▸ **EXCERPTED DATA**:
* * * * * * *
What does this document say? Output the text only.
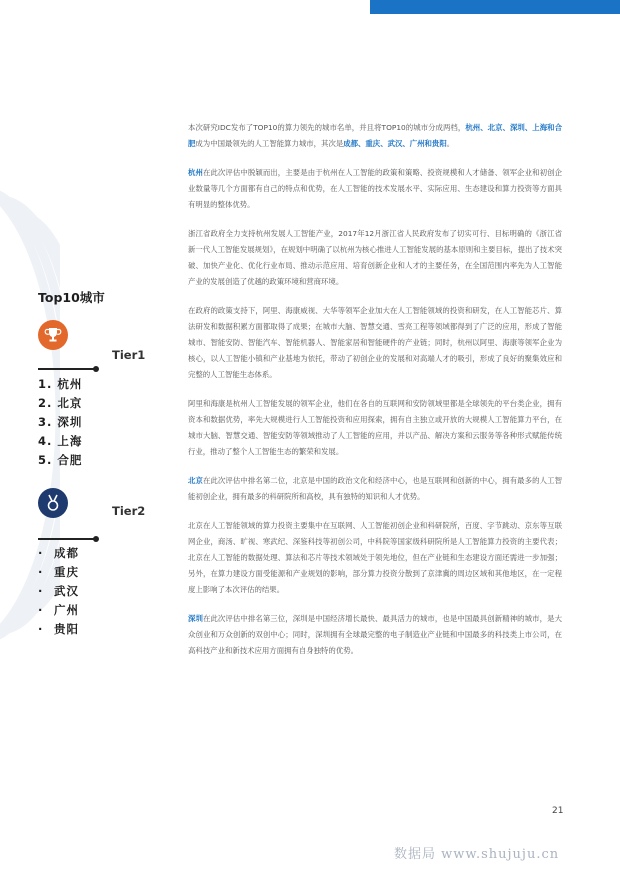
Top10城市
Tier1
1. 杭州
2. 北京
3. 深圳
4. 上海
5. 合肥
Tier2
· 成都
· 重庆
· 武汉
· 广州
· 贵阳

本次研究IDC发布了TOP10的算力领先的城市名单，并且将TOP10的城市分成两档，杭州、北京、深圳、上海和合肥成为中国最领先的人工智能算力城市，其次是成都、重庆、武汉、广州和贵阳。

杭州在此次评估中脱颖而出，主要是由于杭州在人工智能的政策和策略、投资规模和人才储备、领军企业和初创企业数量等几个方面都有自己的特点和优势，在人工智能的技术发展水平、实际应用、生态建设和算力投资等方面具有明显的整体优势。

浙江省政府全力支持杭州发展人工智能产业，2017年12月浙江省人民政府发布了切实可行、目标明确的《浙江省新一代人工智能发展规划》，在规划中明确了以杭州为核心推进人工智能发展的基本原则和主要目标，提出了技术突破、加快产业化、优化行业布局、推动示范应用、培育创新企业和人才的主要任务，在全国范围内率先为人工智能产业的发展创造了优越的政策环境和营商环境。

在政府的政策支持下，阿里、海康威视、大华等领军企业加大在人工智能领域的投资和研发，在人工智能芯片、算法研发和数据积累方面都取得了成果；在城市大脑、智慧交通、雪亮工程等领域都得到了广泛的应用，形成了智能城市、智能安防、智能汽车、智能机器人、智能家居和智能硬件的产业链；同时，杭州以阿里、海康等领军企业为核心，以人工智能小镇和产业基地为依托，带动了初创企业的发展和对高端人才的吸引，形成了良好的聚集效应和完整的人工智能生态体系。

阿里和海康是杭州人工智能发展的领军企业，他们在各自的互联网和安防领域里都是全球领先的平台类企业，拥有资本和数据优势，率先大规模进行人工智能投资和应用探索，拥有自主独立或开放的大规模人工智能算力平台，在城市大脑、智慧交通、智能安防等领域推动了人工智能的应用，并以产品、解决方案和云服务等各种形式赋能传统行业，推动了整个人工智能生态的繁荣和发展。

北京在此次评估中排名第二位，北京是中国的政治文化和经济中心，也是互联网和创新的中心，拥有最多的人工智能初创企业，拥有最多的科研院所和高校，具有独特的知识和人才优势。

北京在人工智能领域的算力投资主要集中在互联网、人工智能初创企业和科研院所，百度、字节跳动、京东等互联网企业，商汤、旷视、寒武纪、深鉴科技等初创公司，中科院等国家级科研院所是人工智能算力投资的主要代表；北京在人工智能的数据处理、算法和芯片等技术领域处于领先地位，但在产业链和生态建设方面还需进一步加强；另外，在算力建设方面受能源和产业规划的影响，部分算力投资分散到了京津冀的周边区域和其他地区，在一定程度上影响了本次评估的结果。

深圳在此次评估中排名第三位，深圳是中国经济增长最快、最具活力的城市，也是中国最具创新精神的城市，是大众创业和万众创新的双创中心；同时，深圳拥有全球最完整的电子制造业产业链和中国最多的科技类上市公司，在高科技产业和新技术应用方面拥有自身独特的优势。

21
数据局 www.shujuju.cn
* * * * * * *
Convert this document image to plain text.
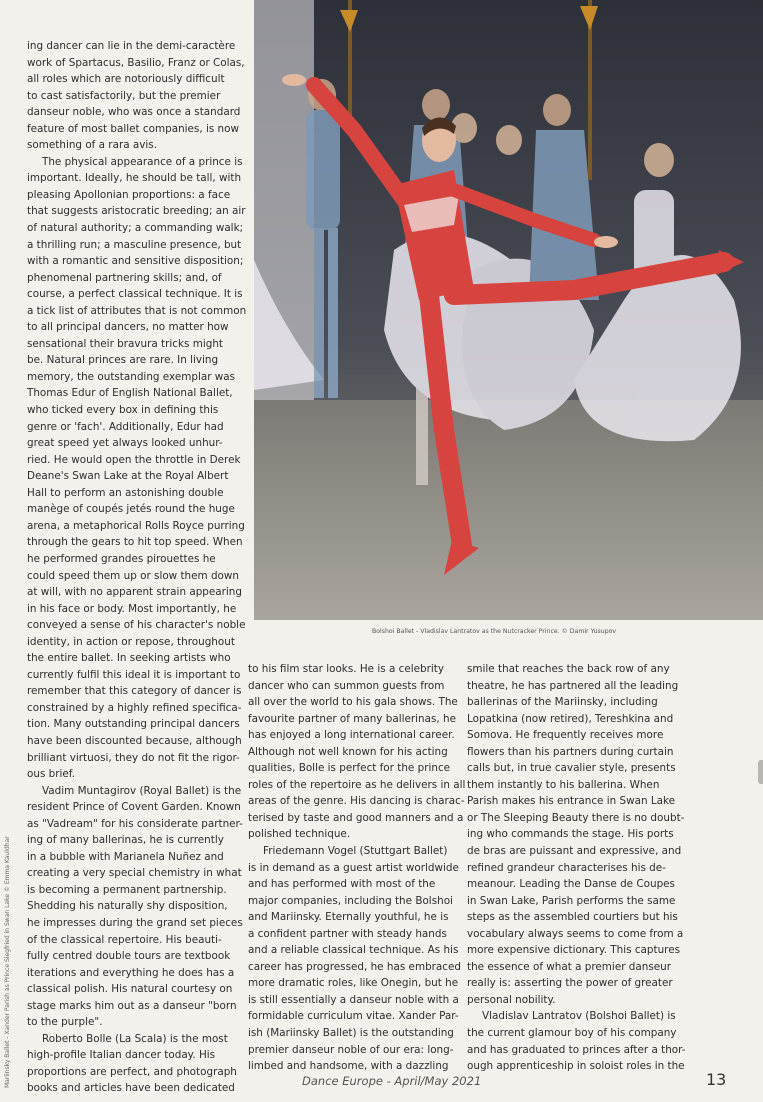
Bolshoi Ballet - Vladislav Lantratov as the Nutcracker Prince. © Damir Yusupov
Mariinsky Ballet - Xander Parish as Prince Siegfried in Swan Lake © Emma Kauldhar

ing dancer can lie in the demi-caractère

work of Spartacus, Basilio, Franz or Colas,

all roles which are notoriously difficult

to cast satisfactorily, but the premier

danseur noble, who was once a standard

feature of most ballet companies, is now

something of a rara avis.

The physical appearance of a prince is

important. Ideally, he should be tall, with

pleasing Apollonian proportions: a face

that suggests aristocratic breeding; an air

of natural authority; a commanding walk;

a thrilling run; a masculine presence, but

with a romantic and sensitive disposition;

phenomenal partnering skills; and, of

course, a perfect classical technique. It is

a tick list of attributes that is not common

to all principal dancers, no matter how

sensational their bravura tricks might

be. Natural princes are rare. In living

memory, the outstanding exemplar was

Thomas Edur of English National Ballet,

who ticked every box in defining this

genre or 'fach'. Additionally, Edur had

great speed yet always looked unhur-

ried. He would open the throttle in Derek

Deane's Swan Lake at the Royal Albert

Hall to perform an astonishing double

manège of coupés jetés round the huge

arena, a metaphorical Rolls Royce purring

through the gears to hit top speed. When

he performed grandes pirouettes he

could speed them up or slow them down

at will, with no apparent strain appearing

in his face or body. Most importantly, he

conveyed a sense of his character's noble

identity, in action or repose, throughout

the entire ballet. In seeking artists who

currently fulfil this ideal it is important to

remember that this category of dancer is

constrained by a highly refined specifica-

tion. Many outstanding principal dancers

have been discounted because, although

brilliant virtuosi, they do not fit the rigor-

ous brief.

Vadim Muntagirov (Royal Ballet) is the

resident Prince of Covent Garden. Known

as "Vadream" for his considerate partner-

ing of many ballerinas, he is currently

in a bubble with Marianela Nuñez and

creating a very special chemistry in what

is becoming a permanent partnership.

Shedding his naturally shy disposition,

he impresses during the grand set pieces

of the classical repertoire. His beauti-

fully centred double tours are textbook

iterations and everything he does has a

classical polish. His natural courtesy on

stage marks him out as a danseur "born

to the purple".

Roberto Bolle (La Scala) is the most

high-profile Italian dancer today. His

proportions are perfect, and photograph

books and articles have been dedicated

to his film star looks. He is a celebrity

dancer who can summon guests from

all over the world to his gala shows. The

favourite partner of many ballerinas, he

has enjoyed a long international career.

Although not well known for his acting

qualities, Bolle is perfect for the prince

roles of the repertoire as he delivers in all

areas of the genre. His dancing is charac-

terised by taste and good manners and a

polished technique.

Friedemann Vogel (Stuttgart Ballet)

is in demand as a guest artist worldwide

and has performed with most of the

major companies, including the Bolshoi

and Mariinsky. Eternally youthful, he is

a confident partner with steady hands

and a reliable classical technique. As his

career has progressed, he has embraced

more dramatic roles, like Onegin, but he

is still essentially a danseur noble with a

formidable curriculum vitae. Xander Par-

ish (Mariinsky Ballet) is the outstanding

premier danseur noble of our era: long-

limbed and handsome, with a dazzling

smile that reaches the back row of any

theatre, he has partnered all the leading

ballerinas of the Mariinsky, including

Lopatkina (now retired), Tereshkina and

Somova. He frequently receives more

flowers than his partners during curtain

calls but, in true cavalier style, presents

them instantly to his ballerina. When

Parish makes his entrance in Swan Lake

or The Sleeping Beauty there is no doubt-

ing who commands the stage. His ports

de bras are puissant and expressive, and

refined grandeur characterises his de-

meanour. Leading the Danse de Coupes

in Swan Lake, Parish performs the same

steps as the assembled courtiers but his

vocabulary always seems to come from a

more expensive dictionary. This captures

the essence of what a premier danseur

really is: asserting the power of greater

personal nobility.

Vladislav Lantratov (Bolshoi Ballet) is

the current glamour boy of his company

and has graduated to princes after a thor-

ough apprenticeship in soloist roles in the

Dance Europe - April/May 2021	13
* * * * * * *
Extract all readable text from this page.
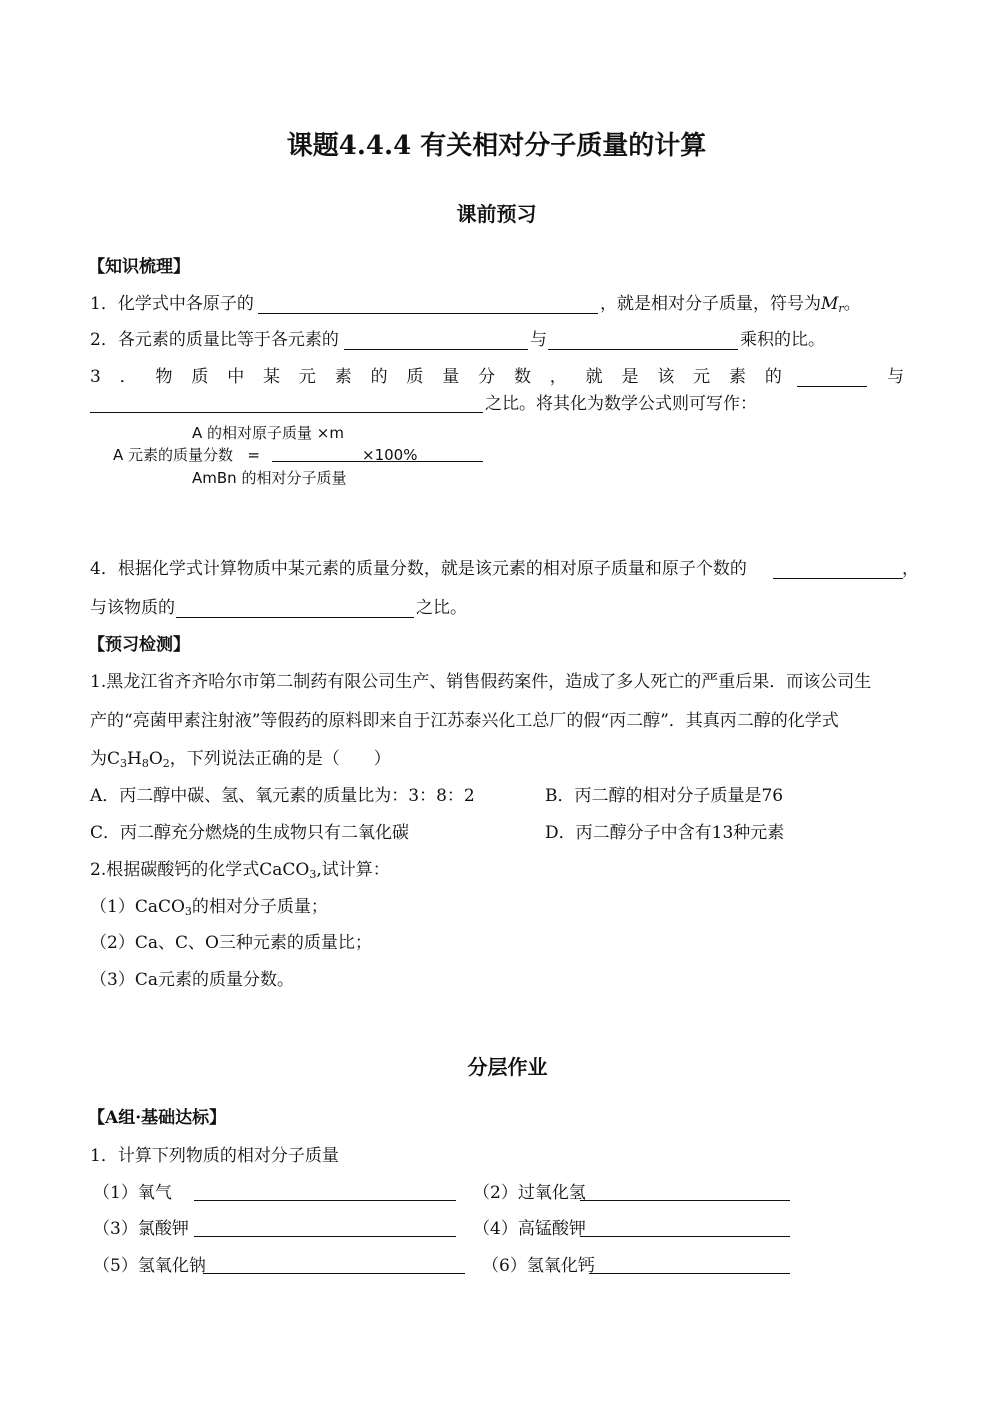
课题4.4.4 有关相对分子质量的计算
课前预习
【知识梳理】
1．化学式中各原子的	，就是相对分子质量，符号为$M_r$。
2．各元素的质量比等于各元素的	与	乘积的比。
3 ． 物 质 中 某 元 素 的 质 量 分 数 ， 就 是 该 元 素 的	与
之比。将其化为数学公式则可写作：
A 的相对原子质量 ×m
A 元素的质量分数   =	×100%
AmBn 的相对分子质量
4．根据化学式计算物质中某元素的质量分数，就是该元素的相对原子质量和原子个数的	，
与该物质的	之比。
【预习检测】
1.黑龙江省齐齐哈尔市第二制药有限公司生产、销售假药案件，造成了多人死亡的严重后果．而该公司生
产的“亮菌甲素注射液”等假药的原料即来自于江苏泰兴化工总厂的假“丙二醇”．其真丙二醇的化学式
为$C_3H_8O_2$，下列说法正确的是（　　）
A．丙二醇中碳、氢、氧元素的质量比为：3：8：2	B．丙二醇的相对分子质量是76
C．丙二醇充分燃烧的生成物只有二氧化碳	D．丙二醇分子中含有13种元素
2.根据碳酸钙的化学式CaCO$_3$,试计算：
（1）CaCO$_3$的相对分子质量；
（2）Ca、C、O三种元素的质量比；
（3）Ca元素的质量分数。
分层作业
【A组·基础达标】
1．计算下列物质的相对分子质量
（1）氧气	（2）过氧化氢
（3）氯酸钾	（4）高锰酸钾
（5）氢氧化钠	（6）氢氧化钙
* * * * * * *
▸ **DIRECTIVE**:
Each line that holds the word "principal" should be extracted from the records.

▸ **FINAL ANSWER**:
to all principal dancers, no matter how
tion. Many outstanding principal dancers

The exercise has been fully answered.